-- Start of Dataset entries --

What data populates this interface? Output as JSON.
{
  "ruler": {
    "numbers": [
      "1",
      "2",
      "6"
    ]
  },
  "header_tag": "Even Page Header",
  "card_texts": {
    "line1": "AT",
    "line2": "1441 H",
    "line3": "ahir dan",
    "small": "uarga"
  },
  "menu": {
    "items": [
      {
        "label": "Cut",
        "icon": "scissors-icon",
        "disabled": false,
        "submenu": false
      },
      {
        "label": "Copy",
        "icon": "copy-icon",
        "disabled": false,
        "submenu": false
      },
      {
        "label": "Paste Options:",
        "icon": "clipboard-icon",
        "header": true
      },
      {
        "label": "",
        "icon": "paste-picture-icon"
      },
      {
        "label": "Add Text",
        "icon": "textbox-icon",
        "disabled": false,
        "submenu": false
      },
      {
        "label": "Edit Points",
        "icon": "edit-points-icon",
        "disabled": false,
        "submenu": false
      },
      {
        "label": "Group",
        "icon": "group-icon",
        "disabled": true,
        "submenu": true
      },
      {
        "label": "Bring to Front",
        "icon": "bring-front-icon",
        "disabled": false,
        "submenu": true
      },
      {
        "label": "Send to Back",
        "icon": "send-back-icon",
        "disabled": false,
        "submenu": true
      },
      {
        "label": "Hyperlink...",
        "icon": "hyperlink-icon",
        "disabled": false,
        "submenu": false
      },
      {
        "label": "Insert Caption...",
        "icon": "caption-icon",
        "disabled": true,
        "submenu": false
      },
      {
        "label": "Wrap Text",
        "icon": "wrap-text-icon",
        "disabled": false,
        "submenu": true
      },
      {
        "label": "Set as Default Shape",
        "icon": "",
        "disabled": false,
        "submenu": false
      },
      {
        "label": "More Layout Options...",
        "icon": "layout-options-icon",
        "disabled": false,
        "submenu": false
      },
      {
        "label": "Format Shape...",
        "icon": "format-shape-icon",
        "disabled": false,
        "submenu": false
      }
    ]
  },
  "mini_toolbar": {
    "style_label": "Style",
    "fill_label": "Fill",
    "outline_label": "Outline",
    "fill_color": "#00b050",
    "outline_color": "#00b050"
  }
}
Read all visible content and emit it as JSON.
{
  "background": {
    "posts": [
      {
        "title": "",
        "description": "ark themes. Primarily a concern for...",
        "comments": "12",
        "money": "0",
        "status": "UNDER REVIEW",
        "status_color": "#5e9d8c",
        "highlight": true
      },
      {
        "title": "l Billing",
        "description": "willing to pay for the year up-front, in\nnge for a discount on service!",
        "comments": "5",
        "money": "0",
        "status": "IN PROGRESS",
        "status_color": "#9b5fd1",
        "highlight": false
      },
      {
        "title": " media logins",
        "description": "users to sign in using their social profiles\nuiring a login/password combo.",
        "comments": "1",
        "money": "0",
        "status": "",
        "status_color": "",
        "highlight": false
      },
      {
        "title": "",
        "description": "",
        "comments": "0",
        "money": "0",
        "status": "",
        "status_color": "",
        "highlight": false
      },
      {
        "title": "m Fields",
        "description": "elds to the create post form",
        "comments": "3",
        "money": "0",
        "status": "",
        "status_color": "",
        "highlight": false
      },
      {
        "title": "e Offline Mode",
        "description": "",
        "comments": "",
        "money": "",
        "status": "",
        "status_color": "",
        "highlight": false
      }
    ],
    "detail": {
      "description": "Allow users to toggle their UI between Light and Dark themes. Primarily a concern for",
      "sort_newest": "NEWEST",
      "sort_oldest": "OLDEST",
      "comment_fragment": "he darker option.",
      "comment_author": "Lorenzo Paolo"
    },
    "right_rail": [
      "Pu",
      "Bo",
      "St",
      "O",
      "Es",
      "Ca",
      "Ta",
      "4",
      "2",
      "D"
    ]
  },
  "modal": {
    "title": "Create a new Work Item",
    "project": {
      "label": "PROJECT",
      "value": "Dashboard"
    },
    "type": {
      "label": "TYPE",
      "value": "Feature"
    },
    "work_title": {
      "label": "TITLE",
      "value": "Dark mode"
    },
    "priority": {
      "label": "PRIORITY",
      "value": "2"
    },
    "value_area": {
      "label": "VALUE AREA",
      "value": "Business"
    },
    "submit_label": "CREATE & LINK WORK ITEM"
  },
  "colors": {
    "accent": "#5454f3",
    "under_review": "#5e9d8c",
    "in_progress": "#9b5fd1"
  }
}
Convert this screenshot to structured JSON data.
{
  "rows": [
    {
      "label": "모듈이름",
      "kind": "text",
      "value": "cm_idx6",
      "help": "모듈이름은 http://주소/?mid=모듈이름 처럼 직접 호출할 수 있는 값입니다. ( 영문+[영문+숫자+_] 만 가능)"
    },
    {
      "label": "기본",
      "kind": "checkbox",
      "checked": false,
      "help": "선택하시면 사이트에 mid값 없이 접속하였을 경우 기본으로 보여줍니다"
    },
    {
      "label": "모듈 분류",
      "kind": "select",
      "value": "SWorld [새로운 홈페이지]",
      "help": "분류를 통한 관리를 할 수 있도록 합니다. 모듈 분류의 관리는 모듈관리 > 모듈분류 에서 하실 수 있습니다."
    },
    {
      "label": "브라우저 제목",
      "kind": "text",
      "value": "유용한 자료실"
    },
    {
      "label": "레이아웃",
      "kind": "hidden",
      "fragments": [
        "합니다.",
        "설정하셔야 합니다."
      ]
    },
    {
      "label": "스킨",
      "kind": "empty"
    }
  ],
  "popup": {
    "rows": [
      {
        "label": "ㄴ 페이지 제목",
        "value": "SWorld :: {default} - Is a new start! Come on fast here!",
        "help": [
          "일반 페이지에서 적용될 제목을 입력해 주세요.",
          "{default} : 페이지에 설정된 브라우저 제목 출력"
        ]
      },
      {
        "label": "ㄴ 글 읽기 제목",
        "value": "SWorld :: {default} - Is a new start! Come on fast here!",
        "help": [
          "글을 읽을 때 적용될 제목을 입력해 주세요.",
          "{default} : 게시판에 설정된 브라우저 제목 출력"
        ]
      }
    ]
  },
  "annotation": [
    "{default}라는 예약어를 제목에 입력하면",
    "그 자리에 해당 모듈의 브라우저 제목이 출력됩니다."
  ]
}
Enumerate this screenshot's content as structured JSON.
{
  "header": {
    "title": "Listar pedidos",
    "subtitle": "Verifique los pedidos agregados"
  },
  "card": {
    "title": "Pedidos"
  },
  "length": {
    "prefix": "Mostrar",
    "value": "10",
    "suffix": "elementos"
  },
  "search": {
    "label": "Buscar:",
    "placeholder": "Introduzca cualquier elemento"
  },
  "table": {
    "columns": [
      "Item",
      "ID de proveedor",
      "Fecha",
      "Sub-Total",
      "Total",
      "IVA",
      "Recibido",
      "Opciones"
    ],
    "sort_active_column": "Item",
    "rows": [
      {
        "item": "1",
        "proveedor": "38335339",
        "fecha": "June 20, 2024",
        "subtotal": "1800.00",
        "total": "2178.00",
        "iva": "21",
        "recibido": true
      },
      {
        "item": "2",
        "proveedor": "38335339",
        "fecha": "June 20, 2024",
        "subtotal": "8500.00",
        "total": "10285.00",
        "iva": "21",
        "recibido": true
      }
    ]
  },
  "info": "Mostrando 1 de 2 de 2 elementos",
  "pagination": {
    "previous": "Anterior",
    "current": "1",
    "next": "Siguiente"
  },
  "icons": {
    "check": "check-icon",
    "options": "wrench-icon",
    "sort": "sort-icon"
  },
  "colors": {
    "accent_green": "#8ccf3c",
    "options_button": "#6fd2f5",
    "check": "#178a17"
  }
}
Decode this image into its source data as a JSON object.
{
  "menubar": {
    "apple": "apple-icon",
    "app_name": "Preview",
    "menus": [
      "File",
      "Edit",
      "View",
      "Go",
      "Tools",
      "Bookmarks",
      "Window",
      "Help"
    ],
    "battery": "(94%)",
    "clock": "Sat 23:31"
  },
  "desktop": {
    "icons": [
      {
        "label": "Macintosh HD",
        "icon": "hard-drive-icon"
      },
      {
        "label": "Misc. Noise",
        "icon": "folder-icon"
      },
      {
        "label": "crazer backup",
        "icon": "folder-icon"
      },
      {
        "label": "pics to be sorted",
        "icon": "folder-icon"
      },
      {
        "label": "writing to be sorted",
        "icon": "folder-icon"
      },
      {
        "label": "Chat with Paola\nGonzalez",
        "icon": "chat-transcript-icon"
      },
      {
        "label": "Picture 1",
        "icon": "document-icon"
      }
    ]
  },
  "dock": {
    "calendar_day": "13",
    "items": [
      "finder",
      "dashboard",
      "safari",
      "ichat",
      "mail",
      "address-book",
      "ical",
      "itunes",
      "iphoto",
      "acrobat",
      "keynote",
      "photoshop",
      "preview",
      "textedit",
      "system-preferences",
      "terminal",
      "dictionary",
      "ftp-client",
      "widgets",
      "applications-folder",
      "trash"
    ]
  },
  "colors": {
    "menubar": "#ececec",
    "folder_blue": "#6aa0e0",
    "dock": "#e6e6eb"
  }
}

-- End of Dataset entries --

Task instructions = In the records above, locate each line with the word "JSON". Copy all such lines.

Result for this exercise =
What data populates this interface? Output as JSON.
Read all visible content and emit it as JSON.
Convert this screenshot to structured JSON data.
Enumerate this screenshot's content as structured JSON.
Decode this image into its source data as a JSON object.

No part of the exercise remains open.